**GOAL OF THE EXERCISE**
Sort through the entries below and pull out lines containing the word "material".

**THE RECORDS**

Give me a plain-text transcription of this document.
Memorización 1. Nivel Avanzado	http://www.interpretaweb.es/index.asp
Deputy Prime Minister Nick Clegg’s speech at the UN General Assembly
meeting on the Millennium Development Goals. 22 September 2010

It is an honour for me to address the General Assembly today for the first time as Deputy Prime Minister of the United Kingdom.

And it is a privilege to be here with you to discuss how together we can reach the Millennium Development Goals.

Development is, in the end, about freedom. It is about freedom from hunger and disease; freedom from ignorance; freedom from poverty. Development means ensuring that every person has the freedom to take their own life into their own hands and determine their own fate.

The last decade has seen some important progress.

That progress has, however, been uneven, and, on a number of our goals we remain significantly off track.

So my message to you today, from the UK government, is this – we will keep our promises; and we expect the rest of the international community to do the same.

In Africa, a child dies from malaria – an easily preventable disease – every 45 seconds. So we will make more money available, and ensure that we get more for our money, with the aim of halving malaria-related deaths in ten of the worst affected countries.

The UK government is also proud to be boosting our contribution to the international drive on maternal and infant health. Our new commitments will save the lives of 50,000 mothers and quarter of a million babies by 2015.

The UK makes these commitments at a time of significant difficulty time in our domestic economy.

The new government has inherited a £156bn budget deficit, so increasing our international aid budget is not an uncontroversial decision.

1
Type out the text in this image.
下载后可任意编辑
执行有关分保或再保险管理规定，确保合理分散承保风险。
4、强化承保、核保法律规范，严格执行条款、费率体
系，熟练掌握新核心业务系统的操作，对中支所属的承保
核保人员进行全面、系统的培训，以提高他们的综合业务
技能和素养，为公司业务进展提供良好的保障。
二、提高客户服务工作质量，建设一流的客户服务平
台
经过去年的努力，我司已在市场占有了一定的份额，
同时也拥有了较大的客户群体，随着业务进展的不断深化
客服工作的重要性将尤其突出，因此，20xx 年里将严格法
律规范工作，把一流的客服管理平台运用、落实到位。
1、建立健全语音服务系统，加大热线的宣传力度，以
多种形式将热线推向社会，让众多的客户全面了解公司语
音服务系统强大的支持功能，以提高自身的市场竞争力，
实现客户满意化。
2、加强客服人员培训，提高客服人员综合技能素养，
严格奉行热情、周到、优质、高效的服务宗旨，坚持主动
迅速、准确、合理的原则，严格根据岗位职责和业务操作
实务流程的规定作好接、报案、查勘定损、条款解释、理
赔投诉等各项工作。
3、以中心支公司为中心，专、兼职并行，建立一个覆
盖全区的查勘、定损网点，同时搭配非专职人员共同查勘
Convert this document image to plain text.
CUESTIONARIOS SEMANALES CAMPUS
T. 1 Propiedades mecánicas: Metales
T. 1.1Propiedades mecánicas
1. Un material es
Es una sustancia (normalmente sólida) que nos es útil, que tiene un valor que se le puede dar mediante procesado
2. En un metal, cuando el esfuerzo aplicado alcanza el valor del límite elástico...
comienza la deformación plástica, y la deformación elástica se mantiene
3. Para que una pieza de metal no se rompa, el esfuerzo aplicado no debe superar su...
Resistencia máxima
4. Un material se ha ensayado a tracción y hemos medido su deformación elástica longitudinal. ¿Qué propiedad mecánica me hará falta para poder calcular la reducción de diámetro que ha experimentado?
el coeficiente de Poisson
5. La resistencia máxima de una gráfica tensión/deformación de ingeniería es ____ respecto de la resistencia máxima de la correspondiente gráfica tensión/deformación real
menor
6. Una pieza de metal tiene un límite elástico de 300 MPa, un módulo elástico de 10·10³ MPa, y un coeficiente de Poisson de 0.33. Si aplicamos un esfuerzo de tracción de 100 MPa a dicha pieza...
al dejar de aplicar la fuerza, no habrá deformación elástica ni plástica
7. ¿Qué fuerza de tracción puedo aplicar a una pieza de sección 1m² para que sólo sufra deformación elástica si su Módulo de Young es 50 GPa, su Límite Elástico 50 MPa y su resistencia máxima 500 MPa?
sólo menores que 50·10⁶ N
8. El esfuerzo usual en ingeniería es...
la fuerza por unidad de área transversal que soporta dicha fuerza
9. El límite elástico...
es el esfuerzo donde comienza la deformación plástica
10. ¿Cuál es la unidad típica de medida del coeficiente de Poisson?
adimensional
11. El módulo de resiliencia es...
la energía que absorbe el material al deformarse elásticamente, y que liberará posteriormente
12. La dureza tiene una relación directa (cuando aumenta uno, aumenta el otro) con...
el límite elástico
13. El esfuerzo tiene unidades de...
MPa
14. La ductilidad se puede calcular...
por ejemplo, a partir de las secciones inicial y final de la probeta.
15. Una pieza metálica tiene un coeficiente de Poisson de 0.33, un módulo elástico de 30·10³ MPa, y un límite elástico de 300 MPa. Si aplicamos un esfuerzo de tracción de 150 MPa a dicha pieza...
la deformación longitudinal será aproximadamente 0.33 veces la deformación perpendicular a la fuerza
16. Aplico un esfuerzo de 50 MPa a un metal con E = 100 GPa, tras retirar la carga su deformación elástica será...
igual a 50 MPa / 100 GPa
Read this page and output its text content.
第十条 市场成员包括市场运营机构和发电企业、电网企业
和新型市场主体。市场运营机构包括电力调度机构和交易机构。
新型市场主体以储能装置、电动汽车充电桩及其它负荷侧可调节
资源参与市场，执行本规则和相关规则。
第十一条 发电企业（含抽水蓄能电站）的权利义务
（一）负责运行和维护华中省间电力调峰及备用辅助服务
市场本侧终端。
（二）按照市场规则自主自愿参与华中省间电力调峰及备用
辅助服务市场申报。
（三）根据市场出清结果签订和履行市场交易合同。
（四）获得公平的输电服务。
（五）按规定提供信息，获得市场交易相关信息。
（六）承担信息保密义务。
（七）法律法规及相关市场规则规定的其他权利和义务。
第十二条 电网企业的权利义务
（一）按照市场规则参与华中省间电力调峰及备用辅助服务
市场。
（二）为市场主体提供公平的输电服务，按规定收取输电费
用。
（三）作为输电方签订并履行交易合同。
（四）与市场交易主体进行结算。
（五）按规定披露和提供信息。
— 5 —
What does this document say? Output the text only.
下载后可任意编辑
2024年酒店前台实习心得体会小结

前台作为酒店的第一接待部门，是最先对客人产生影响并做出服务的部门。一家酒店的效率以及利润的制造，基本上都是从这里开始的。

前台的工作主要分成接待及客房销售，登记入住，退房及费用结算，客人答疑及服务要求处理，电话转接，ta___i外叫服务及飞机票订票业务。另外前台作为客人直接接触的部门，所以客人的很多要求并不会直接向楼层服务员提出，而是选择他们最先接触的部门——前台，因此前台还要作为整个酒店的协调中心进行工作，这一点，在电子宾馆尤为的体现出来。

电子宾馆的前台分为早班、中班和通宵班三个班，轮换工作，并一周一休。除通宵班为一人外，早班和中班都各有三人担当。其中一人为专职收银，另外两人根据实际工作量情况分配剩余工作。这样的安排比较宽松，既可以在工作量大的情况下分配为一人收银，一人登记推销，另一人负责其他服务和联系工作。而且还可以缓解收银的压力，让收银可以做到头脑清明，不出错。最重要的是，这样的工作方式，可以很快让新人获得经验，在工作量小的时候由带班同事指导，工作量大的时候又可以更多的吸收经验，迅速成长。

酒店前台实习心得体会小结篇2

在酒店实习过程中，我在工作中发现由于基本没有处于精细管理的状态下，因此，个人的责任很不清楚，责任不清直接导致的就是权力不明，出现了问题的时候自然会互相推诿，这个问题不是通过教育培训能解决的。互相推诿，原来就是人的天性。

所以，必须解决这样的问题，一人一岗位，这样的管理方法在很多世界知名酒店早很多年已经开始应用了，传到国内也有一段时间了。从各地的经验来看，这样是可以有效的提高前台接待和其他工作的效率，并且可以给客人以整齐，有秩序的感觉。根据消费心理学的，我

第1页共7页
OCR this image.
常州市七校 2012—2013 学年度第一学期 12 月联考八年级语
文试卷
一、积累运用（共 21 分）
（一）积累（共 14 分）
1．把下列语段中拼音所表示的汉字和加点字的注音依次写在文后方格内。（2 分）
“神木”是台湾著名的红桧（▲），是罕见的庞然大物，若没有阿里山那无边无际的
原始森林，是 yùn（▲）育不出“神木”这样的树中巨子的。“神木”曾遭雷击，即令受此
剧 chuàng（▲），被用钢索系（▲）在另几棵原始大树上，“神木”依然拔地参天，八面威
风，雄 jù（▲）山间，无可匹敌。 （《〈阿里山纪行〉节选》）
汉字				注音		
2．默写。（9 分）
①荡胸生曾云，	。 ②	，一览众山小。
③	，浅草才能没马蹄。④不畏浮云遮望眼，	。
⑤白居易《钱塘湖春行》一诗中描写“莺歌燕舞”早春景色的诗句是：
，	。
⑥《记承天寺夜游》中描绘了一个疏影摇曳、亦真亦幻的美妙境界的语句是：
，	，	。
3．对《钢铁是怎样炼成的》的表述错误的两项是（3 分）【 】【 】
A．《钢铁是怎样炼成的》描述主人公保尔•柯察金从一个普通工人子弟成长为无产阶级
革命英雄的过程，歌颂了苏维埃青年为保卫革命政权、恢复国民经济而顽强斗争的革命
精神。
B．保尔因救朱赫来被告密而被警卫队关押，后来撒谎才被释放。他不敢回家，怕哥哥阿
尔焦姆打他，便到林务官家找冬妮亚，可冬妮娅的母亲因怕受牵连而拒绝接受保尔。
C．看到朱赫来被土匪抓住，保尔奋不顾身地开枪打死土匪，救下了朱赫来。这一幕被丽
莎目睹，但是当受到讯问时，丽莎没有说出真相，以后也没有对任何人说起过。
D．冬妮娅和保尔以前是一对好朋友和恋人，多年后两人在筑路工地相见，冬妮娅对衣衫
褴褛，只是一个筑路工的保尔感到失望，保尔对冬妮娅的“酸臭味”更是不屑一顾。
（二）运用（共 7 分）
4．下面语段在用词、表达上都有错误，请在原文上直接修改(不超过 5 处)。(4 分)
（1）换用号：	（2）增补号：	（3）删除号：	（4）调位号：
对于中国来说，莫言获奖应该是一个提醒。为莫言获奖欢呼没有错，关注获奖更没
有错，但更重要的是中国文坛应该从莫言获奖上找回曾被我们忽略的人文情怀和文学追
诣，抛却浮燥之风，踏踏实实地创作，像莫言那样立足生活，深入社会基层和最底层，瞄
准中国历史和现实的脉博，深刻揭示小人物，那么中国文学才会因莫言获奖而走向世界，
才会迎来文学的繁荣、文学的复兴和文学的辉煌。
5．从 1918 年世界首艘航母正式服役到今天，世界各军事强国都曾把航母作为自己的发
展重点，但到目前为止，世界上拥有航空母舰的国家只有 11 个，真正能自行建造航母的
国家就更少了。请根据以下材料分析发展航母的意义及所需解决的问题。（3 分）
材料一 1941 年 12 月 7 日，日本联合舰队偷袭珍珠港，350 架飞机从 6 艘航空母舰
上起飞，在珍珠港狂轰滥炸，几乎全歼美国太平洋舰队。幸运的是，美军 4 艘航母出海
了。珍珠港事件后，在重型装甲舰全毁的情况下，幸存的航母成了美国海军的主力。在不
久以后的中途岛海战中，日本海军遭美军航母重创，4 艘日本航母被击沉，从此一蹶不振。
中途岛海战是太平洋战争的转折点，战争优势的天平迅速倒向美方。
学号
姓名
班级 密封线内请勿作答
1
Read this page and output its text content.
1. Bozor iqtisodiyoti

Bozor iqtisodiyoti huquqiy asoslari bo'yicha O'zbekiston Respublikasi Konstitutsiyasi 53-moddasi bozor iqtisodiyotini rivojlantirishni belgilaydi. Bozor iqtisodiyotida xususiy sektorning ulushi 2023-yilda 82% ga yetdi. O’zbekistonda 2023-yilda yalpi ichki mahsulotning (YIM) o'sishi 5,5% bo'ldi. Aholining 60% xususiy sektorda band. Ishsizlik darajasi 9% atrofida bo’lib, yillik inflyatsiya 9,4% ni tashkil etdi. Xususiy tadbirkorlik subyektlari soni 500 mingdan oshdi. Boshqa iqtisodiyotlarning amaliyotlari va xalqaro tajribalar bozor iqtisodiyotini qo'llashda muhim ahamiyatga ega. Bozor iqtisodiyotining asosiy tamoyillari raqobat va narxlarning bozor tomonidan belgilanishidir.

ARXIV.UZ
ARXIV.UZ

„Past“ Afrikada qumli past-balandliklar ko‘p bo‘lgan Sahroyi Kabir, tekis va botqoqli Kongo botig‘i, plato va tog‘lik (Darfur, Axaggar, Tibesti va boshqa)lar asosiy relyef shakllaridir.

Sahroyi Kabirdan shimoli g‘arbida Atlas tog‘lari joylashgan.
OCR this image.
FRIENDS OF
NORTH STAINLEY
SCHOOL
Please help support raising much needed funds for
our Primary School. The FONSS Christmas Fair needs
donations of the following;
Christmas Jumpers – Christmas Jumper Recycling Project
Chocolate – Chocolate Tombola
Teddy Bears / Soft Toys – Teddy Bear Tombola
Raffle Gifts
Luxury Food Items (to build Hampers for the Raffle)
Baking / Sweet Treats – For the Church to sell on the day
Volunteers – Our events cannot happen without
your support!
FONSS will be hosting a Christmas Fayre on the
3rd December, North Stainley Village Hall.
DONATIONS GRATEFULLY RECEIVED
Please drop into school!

**COMPLETED EXERCISE**
1. Un material es
4. Un material se ha ensayado a tracción y hemos medido su deformación elástica longitudinal. ¿Qué propiedad mecánica me hará falta para poder calcular la reducción de diámetro que ha experimentado?
la energía que absorbe el material al deformarse elásticamente, y que liberará posteriormente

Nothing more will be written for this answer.